### Exercise task
Copy the lines below without any change, from the first one through the line that contains "- slide-dot-1[interactable]: [553, 686, 565, 698]".
____________
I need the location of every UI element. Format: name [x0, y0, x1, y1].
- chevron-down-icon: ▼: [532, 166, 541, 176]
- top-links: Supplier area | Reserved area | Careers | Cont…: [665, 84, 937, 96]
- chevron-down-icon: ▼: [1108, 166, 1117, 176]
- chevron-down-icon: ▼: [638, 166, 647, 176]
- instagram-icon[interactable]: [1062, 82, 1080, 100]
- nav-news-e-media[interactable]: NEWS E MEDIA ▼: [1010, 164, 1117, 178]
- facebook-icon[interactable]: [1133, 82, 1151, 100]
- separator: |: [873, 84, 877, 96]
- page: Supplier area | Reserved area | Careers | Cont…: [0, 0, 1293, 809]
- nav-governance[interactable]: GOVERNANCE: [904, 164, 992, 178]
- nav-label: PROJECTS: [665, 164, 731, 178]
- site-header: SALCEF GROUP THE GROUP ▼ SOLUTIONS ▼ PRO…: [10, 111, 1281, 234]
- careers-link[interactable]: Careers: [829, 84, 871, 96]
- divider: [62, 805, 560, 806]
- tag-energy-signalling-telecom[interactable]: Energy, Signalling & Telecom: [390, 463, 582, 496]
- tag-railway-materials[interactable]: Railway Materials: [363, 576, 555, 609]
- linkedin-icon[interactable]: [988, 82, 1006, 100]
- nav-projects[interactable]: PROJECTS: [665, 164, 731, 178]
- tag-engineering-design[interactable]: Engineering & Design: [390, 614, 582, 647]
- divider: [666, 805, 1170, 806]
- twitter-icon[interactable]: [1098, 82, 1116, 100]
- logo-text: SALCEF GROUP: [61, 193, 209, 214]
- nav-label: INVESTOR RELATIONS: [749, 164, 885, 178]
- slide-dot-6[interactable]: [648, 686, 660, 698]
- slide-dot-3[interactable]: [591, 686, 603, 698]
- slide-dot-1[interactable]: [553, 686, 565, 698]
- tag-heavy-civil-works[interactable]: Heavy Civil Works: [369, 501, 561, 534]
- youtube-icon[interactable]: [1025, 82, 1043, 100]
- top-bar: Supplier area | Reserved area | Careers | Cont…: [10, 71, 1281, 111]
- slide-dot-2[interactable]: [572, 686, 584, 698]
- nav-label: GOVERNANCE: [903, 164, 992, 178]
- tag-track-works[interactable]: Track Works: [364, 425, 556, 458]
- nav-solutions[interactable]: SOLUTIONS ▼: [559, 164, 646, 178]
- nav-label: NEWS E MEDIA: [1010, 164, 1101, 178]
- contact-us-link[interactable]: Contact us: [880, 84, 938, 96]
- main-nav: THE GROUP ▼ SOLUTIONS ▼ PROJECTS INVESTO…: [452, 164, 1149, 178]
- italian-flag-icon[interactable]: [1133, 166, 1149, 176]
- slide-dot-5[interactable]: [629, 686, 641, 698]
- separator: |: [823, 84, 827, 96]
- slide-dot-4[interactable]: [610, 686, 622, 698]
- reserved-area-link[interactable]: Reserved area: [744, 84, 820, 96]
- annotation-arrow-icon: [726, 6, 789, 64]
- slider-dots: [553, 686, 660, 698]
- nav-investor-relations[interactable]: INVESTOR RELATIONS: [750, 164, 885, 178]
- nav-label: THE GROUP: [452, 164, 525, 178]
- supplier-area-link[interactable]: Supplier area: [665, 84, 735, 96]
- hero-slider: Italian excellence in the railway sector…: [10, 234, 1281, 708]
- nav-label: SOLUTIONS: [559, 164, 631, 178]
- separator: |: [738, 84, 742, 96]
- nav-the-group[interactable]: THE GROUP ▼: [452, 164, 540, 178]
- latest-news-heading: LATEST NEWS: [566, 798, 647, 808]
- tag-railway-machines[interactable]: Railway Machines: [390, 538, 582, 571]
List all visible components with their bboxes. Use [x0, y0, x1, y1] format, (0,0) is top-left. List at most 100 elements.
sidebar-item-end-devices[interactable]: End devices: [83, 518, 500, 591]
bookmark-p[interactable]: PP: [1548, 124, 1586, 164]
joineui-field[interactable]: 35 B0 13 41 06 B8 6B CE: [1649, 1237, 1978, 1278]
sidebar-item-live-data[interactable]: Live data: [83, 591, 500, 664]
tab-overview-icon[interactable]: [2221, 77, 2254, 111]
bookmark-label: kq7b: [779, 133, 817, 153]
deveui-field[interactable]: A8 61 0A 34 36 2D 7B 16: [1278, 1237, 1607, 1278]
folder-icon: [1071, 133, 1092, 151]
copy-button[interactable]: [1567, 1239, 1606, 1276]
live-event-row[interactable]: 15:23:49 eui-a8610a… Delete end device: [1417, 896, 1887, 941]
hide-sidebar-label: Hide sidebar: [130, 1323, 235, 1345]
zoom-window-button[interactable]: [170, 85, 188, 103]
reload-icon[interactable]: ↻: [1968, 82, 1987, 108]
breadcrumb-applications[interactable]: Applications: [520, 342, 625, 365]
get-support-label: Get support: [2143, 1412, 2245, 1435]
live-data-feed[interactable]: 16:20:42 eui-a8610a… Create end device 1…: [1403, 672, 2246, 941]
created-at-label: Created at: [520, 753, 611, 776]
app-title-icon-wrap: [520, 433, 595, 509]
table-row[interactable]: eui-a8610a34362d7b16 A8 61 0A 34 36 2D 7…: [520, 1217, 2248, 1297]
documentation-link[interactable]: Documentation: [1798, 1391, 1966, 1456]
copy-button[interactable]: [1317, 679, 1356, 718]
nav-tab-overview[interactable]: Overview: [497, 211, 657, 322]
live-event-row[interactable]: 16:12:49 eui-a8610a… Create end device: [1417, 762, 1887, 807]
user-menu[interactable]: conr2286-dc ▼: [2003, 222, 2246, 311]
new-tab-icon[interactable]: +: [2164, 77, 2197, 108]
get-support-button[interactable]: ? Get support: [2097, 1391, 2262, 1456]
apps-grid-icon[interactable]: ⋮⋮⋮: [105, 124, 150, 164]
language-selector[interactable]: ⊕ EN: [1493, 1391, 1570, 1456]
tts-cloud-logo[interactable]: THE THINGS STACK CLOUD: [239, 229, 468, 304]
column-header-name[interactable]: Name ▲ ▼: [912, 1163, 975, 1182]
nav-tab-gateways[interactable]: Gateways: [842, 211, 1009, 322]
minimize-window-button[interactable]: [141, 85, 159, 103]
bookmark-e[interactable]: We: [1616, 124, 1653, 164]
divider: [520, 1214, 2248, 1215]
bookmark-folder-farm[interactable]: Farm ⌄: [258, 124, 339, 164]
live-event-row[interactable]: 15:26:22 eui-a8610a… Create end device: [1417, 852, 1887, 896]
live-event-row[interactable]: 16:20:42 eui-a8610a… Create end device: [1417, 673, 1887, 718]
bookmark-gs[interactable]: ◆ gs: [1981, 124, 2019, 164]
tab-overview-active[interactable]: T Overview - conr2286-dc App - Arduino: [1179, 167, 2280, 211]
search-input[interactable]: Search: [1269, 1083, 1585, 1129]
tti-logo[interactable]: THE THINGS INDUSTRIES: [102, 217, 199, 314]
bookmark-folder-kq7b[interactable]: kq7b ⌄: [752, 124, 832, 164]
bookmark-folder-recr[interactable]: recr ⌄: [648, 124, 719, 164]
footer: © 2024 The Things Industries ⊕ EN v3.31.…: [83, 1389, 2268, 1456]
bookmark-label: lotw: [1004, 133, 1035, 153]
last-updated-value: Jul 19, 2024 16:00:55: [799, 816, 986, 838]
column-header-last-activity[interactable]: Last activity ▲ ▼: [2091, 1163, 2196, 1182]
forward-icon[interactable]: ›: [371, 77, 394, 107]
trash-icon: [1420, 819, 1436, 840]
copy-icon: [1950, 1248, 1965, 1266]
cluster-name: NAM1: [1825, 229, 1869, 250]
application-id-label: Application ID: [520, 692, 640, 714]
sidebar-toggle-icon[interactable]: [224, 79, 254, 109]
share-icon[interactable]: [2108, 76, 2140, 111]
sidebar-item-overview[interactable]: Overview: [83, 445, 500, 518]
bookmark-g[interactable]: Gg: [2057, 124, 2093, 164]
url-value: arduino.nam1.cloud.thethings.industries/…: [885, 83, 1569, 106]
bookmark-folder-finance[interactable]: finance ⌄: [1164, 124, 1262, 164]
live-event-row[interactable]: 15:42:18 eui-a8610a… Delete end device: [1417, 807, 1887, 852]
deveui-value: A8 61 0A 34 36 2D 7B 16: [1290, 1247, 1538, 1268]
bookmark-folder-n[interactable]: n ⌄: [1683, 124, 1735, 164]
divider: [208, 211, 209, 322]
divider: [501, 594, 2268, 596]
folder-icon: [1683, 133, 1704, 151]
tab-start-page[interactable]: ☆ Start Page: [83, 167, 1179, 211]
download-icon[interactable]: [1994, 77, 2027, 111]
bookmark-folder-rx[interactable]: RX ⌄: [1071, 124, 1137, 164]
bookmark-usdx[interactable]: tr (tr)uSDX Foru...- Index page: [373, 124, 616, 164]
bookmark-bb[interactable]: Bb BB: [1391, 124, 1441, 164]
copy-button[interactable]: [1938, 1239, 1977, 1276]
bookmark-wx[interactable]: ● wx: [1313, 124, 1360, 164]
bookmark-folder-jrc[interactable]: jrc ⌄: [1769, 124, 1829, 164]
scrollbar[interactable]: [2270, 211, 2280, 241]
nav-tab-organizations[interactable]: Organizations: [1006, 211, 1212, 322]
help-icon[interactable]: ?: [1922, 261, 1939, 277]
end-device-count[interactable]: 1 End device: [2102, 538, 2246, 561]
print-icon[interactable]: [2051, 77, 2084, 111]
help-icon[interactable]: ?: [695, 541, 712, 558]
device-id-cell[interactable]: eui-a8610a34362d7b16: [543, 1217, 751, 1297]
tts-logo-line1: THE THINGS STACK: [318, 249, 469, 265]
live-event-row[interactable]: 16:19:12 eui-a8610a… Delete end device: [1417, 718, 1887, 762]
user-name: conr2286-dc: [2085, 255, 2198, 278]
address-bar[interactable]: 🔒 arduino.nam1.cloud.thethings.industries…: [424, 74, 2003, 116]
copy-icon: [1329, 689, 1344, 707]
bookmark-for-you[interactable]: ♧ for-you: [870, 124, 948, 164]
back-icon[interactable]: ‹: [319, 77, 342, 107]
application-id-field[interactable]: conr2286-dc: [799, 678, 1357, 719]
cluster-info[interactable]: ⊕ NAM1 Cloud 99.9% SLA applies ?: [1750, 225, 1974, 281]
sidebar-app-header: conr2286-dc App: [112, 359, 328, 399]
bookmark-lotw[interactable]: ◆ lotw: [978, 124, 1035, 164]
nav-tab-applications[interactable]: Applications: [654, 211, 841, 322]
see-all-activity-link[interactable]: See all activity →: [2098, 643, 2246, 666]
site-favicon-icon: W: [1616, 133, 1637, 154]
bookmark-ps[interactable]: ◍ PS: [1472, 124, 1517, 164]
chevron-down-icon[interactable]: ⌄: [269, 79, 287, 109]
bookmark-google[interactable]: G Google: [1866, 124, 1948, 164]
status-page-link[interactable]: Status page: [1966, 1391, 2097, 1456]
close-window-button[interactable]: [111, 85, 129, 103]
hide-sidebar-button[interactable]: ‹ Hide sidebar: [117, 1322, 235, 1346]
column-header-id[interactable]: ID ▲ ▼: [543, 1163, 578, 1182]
____________
### Output of the exercise
I need the location of every UI element. Format: name [x0, y0, x1, y1].
- chevron-down-icon: ▼: [532, 166, 541, 176]
- top-links: Supplier area | Reserved area | Careers | Cont…: [665, 84, 937, 96]
- chevron-down-icon: ▼: [1108, 166, 1117, 176]
- chevron-down-icon: ▼: [638, 166, 647, 176]
- instagram-icon[interactable]: [1062, 82, 1080, 100]
- nav-news-e-media[interactable]: NEWS E MEDIA ▼: [1010, 164, 1117, 178]
- facebook-icon[interactable]: [1133, 82, 1151, 100]
- separator: |: [873, 84, 877, 96]
- page: Supplier area | Reserved area | Careers | Cont…: [0, 0, 1293, 809]
- nav-governance[interactable]: GOVERNANCE: [904, 164, 992, 178]
- nav-label: PROJECTS: [665, 164, 731, 178]
- site-header: SALCEF GROUP THE GROUP ▼ SOLUTIONS ▼ PRO…: [10, 111, 1281, 234]
- careers-link[interactable]: Careers: [829, 84, 871, 96]
- divider: [62, 805, 560, 806]
- tag-energy-signalling-telecom[interactable]: Energy, Signalling & Telecom: [390, 463, 582, 496]
- tag-railway-materials[interactable]: Railway Materials: [363, 576, 555, 609]
- linkedin-icon[interactable]: [988, 82, 1006, 100]
- nav-projects[interactable]: PROJECTS: [665, 164, 731, 178]
- tag-engineering-design[interactable]: Engineering & Design: [390, 614, 582, 647]
- divider: [666, 805, 1170, 806]
- twitter-icon[interactable]: [1098, 82, 1116, 100]
- logo-text: SALCEF GROUP: [61, 193, 209, 214]
- nav-label: INVESTOR RELATIONS: [749, 164, 885, 178]
- slide-dot-6[interactable]: [648, 686, 660, 698]
- slide-dot-3[interactable]: [591, 686, 603, 698]
- slide-dot-1[interactable]: [553, 686, 565, 698]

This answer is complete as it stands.